TEXT FOR ANALYSIS ▸
━━━━━━
In my own clinical practice at a cancer center where the incidence of malignant pulmonary nodules is considerably higher than at other institutions, I find that an emphasis on the patient's history (particularly a history of smoking, or possibly of other occupational exposures) and, most importantly, the availability of prior chest radiographs for comparison, are the most important factors in distinguishing benign from malignant solitary pulmonary nodules, prior to histologic confirmation.

Although I was a contributor to one of the early papers on nodule densitometry, this technology has fallen into disuse. The study is moderately complicated, and, unless performed frequently, it becomes somewhat unfamiliar. In addition, the evaluation of nodular density without resorting to cumbersome phantom technology has become more reliable with modern CT scanners.
━━━━━━
RECORD EXTRACTS ▸
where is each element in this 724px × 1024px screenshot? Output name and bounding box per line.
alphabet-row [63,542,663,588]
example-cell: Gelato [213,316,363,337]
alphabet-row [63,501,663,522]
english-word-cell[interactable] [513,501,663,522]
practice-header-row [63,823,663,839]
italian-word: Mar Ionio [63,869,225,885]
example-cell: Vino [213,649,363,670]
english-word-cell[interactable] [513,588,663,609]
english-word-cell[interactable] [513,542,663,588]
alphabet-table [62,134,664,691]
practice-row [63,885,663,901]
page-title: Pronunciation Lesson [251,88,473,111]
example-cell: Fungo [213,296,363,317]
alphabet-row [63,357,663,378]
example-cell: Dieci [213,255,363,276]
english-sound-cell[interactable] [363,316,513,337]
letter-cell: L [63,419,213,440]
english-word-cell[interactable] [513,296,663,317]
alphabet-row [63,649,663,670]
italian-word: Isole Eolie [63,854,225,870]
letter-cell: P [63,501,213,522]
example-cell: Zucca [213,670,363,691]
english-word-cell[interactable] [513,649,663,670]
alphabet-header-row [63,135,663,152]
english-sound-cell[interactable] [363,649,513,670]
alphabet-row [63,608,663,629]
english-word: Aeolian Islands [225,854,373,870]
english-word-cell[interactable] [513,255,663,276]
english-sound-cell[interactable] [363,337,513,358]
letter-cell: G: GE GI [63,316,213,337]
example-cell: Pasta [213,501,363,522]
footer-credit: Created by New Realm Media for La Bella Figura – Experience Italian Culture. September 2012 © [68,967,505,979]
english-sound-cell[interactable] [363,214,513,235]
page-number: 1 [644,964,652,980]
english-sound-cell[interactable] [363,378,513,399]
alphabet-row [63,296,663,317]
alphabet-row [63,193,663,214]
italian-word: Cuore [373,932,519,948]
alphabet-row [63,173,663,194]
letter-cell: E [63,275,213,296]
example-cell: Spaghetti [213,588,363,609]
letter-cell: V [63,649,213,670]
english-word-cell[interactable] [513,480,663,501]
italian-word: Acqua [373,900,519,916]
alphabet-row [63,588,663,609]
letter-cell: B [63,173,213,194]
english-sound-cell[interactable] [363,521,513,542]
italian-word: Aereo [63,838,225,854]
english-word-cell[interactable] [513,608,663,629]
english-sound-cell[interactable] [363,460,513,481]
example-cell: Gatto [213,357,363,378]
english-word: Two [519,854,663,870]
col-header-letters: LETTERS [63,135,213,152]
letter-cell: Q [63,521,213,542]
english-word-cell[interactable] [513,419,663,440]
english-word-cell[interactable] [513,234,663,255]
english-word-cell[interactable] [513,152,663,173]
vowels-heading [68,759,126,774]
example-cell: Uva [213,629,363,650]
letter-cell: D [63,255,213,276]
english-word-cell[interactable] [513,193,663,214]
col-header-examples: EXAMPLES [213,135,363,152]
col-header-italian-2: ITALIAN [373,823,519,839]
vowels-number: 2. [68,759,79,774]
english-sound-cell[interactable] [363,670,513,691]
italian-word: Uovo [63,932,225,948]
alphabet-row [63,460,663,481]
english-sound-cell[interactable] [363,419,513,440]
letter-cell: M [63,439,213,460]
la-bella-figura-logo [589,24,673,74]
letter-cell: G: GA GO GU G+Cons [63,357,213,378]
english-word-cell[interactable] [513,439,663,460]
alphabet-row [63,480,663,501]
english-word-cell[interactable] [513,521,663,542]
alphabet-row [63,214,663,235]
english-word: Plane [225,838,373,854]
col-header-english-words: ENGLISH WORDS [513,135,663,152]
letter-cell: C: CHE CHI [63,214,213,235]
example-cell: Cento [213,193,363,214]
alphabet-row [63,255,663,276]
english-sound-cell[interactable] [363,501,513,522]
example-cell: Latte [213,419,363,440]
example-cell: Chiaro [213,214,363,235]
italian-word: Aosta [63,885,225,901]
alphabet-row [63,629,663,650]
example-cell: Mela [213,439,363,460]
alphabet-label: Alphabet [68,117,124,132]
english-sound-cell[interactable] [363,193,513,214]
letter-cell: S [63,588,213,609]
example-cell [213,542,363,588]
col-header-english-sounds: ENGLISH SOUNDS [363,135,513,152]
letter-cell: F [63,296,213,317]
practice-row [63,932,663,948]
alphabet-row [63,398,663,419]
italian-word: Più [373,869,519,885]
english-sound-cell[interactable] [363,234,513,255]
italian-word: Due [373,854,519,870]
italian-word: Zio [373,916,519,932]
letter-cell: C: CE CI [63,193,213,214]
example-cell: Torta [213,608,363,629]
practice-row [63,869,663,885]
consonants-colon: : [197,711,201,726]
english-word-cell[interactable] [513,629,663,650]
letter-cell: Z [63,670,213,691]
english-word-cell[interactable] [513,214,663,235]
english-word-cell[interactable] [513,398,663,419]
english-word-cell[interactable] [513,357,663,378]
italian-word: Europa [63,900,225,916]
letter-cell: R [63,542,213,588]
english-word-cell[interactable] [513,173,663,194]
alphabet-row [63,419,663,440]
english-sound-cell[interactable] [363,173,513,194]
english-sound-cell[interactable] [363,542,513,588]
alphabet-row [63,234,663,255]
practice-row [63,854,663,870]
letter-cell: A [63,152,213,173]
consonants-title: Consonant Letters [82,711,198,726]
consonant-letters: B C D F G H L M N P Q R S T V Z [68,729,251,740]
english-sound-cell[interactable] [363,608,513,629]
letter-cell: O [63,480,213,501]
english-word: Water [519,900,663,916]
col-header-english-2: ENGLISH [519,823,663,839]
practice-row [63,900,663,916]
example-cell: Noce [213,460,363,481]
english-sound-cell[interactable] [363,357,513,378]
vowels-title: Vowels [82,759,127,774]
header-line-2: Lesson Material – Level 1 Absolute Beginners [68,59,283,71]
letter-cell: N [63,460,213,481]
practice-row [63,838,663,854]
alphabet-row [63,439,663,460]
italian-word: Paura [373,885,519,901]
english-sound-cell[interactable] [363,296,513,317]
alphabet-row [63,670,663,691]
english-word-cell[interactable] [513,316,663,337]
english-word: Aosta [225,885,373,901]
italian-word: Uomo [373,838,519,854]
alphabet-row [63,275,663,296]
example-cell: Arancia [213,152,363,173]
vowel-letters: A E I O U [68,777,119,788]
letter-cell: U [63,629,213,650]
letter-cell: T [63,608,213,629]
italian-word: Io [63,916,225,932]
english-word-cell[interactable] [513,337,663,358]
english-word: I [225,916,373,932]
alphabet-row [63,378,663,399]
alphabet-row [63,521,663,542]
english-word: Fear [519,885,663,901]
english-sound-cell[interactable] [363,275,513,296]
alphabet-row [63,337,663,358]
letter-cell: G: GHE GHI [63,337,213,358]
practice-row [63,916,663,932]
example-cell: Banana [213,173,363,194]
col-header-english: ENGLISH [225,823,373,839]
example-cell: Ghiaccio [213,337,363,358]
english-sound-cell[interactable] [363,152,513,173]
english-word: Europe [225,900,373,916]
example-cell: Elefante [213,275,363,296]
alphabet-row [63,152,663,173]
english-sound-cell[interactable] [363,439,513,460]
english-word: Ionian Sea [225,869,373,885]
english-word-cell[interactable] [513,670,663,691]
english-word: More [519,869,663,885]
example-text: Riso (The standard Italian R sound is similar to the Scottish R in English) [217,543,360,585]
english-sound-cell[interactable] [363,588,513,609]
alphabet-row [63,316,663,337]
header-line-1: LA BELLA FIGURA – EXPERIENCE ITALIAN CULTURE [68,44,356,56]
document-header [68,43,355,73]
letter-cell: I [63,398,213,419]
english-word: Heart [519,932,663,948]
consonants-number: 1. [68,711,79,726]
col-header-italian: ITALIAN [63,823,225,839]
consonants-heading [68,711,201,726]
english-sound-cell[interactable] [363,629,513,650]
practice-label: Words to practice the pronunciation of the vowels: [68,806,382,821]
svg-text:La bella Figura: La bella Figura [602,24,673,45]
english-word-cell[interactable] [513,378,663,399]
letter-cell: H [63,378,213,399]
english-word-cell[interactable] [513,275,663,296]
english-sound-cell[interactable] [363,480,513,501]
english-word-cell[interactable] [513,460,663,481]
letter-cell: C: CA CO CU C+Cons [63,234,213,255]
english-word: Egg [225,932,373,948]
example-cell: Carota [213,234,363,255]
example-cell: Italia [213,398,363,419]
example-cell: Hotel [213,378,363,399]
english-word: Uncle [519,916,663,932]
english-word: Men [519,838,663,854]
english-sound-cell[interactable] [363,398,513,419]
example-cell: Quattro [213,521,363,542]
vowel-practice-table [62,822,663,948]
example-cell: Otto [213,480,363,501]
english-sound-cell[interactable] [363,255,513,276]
━━━━━━
INSTRUCTIONS ▸
(1) Using the passage on pulmonary nodules, mark each statement yes or no and quote the exact words that decide it: (a) The author contributed to one of the early papers on nodule densitometry. (b) The author's cancer center sees malignant pulmonary nodules less often than other institutions do. (c) Nodule densitometry remains in regular use.
(2) Write out the part of the passage on pulmonary nodules between "In my own clinical" and "modern CT scanners.", inclusive.
(3) According to the passage on pulmonary nodules, what has made evaluating nodular density more reliable without cumbersome phantom technology?
None of the records is needed here.

RESPONSES PER TASK ▸
(1)
(a) Yes: "Although I was a contributor to one of the early papers on nodule densitometry"
(b) No: "the incidence of malignant pulmonary nodules is considerably higher than at other institutions"
(c) No: "this technology has fallen into disuse"

(2)
In my own clinical practice at a cancer center where the incidence of malignant pulmonary nodules is considerably higher than at other institutions, I find that an emphasis on the patient's history (particularly a history of smoking, or possibly of other occupational exposures) and, most importantly, the availability of prior chest radiographs for comparison, are the most important factors in distinguishing benign from malignant solitary pulmonary nodules, prior to histologic confirmation.

Although I was a contributor to one of the early papers on nodule densitometry, this technology has fallen into disuse. The study is moderately complicated, and, unless performed frequently, it becomes somewhat unfamiliar. In addition, the evaluation of nodular density without resorting to cumbersome phantom technology has become more reliable with modern CT scanners.

(3) Modern CT scanners.